[Excerpts from a figure dataset]
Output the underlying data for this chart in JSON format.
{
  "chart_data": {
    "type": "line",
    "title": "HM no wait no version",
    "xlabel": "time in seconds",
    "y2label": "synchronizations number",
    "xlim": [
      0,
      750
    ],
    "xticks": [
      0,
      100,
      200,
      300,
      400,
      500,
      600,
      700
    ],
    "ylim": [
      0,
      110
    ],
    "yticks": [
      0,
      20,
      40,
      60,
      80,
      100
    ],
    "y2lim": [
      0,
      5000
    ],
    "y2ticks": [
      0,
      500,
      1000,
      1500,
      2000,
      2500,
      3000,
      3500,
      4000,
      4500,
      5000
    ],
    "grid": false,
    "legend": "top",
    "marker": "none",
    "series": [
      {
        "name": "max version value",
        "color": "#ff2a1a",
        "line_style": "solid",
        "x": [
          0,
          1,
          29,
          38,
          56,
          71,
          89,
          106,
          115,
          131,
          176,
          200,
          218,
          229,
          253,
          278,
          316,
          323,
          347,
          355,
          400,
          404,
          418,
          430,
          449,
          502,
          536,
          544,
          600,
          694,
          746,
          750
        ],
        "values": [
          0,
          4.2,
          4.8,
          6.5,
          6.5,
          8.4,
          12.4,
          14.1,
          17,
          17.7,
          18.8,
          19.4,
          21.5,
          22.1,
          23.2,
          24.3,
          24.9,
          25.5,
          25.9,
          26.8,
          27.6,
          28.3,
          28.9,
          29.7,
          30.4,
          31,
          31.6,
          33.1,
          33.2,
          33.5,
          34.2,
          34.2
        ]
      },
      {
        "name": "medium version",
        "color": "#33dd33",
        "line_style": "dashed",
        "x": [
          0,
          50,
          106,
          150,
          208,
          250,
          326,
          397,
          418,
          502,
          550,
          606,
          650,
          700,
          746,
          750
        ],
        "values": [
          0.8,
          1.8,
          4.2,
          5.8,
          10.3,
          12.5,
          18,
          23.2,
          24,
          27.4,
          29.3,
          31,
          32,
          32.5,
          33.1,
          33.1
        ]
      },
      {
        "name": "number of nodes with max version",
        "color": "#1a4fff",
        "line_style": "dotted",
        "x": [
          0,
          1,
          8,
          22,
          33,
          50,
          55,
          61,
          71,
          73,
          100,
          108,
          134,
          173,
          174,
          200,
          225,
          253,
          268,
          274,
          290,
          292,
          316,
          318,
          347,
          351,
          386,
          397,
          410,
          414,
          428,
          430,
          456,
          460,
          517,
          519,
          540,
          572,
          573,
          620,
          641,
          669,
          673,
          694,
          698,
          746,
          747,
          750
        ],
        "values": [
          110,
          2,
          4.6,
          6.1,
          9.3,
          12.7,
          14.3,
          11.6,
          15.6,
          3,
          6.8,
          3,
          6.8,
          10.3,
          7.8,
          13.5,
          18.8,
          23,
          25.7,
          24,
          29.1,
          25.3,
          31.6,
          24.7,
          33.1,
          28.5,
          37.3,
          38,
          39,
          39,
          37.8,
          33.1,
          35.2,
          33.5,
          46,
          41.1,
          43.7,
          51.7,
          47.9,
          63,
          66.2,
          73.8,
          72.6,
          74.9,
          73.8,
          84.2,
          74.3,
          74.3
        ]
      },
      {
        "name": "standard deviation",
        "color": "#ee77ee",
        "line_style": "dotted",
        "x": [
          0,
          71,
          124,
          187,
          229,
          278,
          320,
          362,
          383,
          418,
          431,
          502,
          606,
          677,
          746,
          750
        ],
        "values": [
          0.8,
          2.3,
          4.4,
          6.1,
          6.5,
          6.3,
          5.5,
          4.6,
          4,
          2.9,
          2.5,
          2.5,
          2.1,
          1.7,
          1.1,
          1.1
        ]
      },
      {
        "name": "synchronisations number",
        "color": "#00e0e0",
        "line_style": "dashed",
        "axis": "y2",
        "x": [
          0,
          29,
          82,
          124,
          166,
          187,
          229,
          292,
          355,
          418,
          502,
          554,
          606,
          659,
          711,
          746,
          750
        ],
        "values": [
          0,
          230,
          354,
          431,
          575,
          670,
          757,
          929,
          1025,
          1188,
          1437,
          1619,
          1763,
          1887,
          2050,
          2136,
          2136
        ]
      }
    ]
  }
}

Stated problem: Using the listing above, pull out all lines that hold the word "number".

Correct result:
    "y2label": "synchronizations number",
        "name": "number of nodes with max version",
        "name": "synchronisations number",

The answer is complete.